======== RECORDS PROVIDED

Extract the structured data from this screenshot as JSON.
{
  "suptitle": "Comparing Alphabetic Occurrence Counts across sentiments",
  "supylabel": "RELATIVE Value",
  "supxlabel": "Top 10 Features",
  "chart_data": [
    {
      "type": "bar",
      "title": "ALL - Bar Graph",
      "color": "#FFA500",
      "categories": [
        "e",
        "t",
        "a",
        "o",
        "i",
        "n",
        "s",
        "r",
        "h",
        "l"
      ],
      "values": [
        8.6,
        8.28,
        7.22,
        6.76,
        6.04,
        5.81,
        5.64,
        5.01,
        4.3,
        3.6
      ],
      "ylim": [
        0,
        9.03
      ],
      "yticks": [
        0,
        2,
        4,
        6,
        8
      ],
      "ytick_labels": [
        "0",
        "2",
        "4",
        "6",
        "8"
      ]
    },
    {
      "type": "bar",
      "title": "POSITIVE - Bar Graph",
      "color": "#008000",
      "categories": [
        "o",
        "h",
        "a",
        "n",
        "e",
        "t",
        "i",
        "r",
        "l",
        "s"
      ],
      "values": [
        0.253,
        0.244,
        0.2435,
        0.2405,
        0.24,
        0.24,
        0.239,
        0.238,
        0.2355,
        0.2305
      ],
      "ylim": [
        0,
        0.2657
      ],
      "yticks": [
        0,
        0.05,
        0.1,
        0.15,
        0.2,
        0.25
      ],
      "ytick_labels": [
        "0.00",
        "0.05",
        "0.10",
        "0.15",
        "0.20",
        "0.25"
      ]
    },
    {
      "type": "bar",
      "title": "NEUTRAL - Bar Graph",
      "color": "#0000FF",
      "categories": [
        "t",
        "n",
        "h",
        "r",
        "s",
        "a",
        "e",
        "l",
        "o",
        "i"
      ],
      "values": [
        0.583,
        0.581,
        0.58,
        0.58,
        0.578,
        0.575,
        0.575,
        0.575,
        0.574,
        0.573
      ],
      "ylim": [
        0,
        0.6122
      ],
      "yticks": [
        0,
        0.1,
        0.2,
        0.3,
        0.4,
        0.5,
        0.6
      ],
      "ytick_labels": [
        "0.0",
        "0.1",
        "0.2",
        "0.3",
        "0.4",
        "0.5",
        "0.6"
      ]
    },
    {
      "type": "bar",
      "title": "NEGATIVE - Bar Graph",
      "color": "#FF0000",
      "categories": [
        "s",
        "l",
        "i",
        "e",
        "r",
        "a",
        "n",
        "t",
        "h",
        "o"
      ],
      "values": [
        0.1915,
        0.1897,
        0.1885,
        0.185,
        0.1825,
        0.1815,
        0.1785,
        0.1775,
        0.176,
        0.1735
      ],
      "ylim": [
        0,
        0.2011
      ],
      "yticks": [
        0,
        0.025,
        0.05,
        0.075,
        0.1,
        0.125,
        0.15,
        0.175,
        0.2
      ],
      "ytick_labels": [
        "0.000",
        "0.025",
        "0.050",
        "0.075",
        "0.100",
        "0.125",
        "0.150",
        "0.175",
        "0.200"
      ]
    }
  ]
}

================

In the material above, find each line that contains the word "Graph", and select it.

      "title": "ALL - Bar Graph",
      "title": "POSITIVE - Bar Graph",
      "title": "NEUTRAL - Bar Graph",
      "title": "NEGATIVE - Bar Graph",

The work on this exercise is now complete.